• [TASK OBJECTIVE] Collect from the data below each line with "Sales".

• [RECORD EXTRACTS]
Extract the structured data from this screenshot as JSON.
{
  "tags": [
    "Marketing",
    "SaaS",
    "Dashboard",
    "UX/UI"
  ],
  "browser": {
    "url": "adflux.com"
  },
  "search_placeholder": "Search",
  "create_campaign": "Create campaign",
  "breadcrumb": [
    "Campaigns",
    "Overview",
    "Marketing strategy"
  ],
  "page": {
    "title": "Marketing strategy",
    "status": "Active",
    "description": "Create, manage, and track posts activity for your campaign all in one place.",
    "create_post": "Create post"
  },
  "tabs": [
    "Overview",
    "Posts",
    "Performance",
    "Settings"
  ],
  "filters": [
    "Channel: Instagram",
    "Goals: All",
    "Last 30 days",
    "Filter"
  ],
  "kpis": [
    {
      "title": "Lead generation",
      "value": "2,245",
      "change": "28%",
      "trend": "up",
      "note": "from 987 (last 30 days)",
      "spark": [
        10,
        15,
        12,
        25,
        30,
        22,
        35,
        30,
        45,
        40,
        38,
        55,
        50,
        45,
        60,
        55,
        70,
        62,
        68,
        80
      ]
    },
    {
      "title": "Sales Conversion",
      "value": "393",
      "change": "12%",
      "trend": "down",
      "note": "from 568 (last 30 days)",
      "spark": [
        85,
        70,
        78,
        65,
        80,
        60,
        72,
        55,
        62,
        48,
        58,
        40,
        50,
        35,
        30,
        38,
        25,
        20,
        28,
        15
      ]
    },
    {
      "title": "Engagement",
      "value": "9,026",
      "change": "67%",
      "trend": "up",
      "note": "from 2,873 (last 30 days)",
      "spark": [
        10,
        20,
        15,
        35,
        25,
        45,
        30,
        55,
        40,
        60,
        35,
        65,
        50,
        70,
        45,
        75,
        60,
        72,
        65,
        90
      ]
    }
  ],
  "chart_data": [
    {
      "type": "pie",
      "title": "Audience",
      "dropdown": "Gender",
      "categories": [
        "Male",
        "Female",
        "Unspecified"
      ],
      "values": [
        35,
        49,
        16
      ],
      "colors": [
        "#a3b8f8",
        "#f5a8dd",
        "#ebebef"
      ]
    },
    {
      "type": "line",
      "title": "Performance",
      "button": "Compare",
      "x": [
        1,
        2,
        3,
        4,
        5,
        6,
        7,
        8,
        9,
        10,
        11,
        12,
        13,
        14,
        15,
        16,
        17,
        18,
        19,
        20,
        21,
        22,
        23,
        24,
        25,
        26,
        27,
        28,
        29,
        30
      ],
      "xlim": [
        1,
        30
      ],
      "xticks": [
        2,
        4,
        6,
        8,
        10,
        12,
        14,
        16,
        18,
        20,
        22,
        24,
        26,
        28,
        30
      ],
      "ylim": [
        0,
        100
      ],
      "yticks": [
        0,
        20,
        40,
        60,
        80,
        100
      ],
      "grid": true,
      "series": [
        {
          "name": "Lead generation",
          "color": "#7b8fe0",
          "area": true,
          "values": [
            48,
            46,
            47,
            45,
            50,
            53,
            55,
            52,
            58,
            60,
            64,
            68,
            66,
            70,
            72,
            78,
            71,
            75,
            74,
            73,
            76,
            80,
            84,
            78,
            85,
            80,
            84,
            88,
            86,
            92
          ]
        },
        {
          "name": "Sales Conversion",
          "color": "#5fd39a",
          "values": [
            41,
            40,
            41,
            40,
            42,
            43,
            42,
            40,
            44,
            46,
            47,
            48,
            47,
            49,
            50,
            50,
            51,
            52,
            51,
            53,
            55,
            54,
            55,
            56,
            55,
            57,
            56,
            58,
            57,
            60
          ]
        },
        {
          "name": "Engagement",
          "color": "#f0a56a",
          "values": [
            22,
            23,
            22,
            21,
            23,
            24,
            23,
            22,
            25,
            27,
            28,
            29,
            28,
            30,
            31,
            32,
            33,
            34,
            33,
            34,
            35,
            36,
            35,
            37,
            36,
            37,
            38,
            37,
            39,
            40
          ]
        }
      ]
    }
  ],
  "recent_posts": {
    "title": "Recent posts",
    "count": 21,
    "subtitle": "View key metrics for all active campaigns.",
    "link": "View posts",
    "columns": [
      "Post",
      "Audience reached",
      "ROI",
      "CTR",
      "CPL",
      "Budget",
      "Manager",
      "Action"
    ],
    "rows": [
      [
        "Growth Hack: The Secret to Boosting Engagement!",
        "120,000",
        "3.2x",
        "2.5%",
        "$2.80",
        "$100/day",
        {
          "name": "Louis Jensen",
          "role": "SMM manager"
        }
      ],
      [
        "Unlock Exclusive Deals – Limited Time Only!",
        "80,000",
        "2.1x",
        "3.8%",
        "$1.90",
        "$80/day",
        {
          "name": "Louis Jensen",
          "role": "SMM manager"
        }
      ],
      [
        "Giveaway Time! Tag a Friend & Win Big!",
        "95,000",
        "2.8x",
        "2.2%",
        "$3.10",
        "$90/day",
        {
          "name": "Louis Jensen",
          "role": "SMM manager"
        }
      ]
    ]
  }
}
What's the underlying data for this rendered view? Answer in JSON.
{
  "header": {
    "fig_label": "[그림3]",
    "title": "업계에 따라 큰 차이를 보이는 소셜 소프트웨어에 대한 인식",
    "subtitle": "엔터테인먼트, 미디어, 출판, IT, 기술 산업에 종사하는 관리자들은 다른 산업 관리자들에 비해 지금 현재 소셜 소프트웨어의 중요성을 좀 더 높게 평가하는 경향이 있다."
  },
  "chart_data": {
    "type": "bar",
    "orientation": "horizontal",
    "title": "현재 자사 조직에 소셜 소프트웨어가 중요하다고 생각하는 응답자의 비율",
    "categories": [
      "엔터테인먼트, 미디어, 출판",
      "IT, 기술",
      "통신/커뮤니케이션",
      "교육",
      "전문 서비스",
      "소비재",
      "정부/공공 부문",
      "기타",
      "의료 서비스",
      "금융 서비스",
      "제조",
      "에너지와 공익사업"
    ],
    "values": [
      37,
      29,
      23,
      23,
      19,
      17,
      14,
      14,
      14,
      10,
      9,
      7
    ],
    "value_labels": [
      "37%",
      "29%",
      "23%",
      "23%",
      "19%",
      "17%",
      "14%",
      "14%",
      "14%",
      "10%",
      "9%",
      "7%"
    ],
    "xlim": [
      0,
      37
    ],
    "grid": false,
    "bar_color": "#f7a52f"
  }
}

• [RESULT]
      "title": "Sales Conversion",
          "name": "Sales Conversion",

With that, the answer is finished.